▶ YOUR TASK
Report the count of lines containing the word "Dette" in the entries below, and nothing more.

▶ INPUT ROWS
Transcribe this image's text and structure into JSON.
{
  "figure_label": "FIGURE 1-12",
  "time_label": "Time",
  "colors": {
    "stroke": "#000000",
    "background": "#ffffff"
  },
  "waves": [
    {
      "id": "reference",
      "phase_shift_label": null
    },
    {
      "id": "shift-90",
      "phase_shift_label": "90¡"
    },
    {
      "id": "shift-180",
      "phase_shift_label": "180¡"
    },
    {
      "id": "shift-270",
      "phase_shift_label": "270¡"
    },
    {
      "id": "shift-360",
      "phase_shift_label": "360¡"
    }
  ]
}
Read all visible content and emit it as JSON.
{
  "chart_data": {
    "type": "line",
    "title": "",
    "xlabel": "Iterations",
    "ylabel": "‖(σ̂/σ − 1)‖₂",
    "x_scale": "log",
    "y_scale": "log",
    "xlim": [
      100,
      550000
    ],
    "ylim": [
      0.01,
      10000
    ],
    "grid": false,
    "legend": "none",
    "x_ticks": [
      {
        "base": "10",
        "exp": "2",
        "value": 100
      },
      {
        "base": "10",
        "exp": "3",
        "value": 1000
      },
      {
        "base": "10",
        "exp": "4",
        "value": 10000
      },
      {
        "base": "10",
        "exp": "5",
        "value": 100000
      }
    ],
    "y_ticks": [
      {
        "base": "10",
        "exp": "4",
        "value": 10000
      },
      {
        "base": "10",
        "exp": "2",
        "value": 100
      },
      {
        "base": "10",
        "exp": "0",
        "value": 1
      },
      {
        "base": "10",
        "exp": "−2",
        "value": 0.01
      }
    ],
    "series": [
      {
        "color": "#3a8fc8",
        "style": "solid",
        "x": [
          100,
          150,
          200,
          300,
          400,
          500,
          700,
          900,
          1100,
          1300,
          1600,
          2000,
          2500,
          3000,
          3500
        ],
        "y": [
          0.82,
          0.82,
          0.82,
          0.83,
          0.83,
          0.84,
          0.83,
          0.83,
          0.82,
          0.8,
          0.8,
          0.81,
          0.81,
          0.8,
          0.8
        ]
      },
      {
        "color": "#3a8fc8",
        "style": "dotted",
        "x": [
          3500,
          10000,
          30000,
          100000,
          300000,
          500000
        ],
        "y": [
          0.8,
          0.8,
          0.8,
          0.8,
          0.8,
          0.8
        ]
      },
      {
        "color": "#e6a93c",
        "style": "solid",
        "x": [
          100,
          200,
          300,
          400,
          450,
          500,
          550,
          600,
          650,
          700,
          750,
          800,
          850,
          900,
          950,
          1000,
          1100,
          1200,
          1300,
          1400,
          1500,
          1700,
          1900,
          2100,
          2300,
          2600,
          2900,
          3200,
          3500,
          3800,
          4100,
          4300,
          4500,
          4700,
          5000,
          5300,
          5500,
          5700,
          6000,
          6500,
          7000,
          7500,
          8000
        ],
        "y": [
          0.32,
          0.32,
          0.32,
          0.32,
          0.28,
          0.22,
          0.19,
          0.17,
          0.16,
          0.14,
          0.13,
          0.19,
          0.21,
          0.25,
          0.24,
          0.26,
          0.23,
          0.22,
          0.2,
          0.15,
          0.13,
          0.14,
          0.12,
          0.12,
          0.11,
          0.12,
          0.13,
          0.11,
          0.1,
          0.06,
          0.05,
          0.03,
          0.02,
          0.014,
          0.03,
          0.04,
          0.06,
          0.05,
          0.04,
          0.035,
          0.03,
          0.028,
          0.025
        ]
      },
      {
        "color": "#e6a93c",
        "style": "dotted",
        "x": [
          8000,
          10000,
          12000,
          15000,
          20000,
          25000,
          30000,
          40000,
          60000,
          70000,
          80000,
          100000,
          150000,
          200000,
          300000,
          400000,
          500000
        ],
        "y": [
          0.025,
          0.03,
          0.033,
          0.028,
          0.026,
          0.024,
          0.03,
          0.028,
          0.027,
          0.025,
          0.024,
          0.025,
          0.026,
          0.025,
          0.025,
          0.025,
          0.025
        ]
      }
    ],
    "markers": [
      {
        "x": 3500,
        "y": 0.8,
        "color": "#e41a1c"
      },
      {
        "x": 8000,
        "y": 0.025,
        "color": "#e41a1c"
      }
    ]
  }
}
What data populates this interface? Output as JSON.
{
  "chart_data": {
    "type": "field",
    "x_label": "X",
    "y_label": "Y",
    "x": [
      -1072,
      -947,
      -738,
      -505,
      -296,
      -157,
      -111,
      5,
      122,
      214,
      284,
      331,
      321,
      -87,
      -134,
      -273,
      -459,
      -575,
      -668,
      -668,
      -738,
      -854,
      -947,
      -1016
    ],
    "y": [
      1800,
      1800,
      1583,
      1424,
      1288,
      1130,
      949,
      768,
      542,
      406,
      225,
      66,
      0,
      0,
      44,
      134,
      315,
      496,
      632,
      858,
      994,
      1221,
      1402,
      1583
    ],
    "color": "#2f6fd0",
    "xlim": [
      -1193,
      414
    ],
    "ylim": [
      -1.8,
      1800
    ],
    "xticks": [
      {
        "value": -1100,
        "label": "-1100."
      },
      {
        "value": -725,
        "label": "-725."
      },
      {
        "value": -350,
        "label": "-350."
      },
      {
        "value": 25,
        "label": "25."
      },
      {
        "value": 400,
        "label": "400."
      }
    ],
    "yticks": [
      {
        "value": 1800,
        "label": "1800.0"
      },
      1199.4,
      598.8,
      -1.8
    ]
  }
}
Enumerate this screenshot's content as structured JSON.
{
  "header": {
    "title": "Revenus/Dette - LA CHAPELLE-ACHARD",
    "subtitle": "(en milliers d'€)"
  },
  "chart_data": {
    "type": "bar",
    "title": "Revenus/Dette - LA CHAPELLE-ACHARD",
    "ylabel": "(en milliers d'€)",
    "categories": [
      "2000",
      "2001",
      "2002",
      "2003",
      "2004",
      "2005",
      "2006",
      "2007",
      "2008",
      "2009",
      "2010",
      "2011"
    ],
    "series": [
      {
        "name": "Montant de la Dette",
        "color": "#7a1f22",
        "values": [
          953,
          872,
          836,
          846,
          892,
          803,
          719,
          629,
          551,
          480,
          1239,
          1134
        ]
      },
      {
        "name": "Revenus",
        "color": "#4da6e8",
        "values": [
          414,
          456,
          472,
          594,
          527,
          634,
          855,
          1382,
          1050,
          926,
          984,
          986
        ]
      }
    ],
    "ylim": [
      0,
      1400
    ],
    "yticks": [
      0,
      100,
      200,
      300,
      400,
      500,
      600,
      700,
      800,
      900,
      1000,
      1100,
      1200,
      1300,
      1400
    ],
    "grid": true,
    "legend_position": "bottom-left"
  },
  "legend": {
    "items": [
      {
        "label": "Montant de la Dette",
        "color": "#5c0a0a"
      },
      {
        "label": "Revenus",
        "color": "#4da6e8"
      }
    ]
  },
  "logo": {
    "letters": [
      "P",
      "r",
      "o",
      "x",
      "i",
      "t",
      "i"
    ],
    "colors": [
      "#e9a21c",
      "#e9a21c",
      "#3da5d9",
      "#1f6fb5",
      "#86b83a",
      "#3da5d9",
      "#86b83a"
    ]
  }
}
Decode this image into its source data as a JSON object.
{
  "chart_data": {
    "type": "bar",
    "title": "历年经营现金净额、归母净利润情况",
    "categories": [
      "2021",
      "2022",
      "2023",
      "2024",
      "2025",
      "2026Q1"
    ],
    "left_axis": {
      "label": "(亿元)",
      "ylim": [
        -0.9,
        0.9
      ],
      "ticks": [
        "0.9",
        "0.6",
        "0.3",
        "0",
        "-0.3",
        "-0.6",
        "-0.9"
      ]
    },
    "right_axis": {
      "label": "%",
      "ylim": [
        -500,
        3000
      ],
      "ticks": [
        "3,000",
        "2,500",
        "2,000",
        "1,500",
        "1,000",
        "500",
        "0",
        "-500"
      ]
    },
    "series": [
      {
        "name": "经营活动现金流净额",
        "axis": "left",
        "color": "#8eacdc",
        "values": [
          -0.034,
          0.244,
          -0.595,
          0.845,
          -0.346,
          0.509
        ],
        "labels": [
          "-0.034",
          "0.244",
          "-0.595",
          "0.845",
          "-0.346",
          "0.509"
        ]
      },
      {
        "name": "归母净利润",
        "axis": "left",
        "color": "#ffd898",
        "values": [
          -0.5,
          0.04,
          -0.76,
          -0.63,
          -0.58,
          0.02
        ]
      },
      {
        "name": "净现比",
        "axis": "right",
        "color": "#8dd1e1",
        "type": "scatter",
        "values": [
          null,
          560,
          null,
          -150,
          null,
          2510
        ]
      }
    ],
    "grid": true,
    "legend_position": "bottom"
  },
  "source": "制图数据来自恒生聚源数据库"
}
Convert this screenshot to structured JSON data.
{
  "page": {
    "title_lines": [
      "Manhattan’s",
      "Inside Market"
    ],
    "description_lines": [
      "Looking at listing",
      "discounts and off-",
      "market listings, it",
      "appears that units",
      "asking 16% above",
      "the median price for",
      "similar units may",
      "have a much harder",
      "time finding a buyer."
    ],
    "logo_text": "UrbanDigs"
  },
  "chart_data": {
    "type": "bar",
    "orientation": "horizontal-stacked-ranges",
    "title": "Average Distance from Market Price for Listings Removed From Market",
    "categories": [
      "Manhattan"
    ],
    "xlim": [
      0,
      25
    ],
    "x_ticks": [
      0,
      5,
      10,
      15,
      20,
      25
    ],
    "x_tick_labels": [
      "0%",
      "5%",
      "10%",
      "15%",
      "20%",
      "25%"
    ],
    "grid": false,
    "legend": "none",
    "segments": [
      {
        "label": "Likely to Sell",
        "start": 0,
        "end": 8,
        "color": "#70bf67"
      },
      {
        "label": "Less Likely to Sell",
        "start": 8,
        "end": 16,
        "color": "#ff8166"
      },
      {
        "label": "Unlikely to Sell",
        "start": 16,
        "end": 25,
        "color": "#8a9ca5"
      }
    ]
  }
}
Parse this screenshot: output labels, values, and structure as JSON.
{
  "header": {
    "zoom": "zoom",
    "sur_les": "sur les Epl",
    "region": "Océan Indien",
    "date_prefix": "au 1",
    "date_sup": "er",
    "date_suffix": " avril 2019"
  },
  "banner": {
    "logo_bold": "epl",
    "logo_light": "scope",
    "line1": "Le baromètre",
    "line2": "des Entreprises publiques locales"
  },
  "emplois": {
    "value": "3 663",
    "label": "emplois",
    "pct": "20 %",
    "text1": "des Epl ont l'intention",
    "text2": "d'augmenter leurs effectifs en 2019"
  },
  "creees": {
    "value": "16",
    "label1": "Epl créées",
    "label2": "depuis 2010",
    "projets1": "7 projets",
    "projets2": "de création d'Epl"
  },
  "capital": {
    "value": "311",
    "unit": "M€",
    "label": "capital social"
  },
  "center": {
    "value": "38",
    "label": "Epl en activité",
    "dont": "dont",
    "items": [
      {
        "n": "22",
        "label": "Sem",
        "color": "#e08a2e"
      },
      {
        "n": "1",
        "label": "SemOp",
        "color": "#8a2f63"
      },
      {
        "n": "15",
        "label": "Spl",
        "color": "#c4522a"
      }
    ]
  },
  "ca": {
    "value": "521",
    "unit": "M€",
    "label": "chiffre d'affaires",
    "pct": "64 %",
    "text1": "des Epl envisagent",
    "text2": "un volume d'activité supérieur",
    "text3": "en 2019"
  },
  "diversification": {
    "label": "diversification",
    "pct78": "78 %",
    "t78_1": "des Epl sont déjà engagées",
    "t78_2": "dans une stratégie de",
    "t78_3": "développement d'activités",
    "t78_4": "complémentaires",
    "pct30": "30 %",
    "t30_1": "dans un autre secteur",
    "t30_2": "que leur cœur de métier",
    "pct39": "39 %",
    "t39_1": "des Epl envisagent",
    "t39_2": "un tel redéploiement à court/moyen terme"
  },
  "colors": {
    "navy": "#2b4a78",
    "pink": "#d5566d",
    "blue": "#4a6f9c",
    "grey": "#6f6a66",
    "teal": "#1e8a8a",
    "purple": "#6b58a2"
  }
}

▶ TASK OUTPUT
4